:: WHAT THE EXERCISE ASKS ::
Check every line below for the word "this" and copy each one that has it.

[Records from a collection of figures]
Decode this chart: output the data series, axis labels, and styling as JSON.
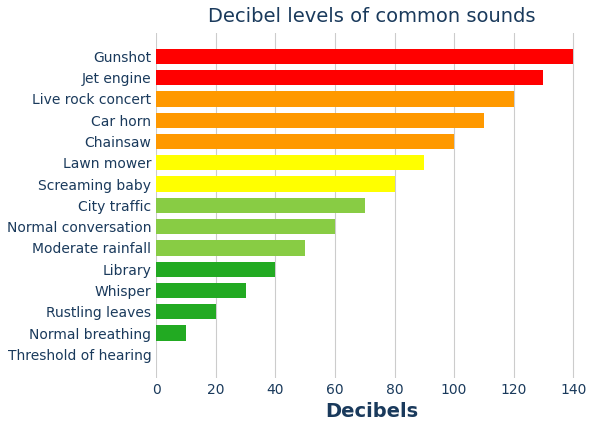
{
  "title": "Decibel levels of common sounds",
  "xlabel": "Decibels",
  "categories": [
    "Threshold of hearing",
    "Normal breathing",
    "Rustling leaves",
    "Whisper",
    "Library",
    "Moderate rainfall",
    "Normal conversation",
    "City traffic",
    "Screaming baby",
    "Lawn mower",
    "Chainsaw",
    "Car horn",
    "Live rock concert",
    "Jet engine",
    "Gunshot"
  ],
  "values": [
    0,
    10,
    20,
    30,
    40,
    50,
    60,
    70,
    80,
    90,
    100,
    110,
    120,
    130,
    140
  ],
  "colors": [
    "#22aa22",
    "#22aa22",
    "#22aa22",
    "#22aa22",
    "#22aa22",
    "#88cc44",
    "#88cc44",
    "#88cc44",
    "#ffff00",
    "#ffff00",
    "#ff9900",
    "#ff9900",
    "#ff9900",
    "#ff0000",
    "#ff0000"
  ],
  "xlim": [
    0,
    145
  ],
  "xticks": [
    0,
    20,
    40,
    60,
    80,
    100,
    120,
    140
  ],
  "title_fontsize": 14,
  "xlabel_fontsize": 14,
  "tick_fontsize": 10,
  "label_fontsize": 10,
  "title_color": "#1a3a5c",
  "label_color": "#1a3a5c",
  "tick_color": "#1a3a5c",
  "xlabel_color": "#1a3a5c",
  "background_color": "#ffffff",
  "grid_color": "#cccccc",
  "bar_height": 0.72
}
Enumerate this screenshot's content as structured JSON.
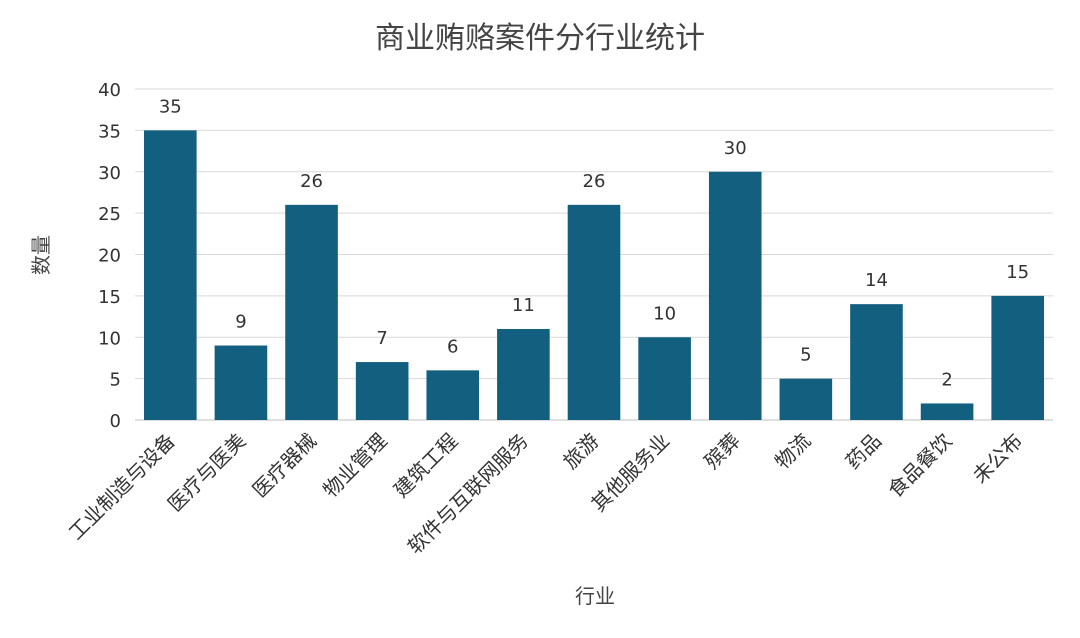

:: THE SOLUTION ::
Decode this chart: output the data series, axis labels, and styling as JSON.
Enumerate this screenshot's content as structured JSON.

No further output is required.